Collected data
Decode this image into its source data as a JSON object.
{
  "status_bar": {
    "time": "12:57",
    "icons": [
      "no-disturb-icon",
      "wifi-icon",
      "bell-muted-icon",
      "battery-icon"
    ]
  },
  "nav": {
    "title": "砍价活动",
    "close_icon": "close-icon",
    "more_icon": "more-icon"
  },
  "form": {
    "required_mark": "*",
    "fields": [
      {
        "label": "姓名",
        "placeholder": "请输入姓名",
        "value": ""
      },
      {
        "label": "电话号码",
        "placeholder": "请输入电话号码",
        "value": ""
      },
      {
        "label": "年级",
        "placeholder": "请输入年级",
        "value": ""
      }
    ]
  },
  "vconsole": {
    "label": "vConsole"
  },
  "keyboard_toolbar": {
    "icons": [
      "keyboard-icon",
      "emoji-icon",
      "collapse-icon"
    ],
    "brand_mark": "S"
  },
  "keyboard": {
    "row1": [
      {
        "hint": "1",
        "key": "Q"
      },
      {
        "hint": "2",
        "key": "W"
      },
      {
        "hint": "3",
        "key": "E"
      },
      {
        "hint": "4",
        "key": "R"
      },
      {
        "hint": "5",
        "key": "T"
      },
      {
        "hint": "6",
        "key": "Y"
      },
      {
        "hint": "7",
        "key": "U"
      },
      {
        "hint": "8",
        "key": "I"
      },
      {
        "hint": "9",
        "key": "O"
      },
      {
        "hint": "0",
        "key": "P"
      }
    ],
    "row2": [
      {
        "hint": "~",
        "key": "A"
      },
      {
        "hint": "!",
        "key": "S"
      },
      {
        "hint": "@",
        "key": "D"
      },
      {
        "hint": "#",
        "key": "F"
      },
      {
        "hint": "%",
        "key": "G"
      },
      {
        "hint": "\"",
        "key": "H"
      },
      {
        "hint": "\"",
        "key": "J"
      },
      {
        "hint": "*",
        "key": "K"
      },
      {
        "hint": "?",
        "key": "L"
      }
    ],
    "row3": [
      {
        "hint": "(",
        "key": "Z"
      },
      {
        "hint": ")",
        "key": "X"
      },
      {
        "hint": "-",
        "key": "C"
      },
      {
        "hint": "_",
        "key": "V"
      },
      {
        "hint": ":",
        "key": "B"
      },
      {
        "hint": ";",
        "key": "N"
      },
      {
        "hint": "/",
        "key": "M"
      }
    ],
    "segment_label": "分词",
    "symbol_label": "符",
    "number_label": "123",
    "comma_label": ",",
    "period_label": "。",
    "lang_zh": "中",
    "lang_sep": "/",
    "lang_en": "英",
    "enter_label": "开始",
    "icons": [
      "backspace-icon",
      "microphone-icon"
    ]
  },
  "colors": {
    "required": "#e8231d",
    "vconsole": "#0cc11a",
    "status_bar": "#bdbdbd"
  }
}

* _Problem description_:
From the records above, extract everything verbatim.

* _Solution_:
Decode this image into its source data as a JSON object.
{
  "status_bar": {
    "time": "12:57",
    "icons": [
      "no-disturb-icon",
      "wifi-icon",
      "bell-muted-icon",
      "battery-icon"
    ]
  },
  "nav": {
    "title": "砍价活动",
    "close_icon": "close-icon",
    "more_icon": "more-icon"
  },
  "form": {
    "required_mark": "*",
    "fields": [
      {
        "label": "姓名",
        "placeholder": "请输入姓名",
        "value": ""
      },
      {
        "label": "电话号码",
        "placeholder": "请输入电话号码",
        "value": ""
      },
      {
        "label": "年级",
        "placeholder": "请输入年级",
        "value": ""
      }
    ]
  },
  "vconsole": {
    "label": "vConsole"
  },
  "keyboard_toolbar": {
    "icons": [
      "keyboard-icon",
      "emoji-icon",
      "collapse-icon"
    ],
    "brand_mark": "S"
  },
  "keyboard": {
    "row1": [
      {
        "hint": "1",
        "key": "Q"
      },
      {
        "hint": "2",
        "key": "W"
      },
      {
        "hint": "3",
        "key": "E"
      },
      {
        "hint": "4",
        "key": "R"
      },
      {
        "hint": "5",
        "key": "T"
      },
      {
        "hint": "6",
        "key": "Y"
      },
      {
        "hint": "7",
        "key": "U"
      },
      {
        "hint": "8",
        "key": "I"
      },
      {
        "hint": "9",
        "key": "O"
      },
      {
        "hint": "0",
        "key": "P"
      }
    ],
    "row2": [
      {
        "hint": "~",
        "key": "A"
      },
      {
        "hint": "!",
        "key": "S"
      },
      {
        "hint": "@",
        "key": "D"
      },
      {
        "hint": "#",
        "key": "F"
      },
      {
        "hint": "%",
        "key": "G"
      },
      {
        "hint": "\"",
        "key": "H"
      },
      {
        "hint": "\"",
        "key": "J"
      },
      {
        "hint": "*",
        "key": "K"
      },
      {
        "hint": "?",
        "key": "L"
      }
    ],
    "row3": [
      {
        "hint": "(",
        "key": "Z"
      },
      {
        "hint": ")",
        "key": "X"
      },
      {
        "hint": "-",
        "key": "C"
      },
      {
        "hint": "_",
        "key": "V"
      },
      {
        "hint": ":",
        "key": "B"
      },
      {
        "hint": ";",
        "key": "N"
      },
      {
        "hint": "/",
        "key": "M"
      }
    ],
    "segment_label": "分词",
    "symbol_label": "符",
    "number_label": "123",
    "comma_label": ",",
    "period_label": "。",
    "lang_zh": "中",
    "lang_sep": "/",
    "lang_en": "英",
    "enter_label": "开始",
    "icons": [
      "backspace-icon",
      "microphone-icon"
    ]
  },
  "colors": {
    "required": "#e8231d",
    "vconsole": "#0cc11a",
    "status_bar": "#bdbdbd"
  }
}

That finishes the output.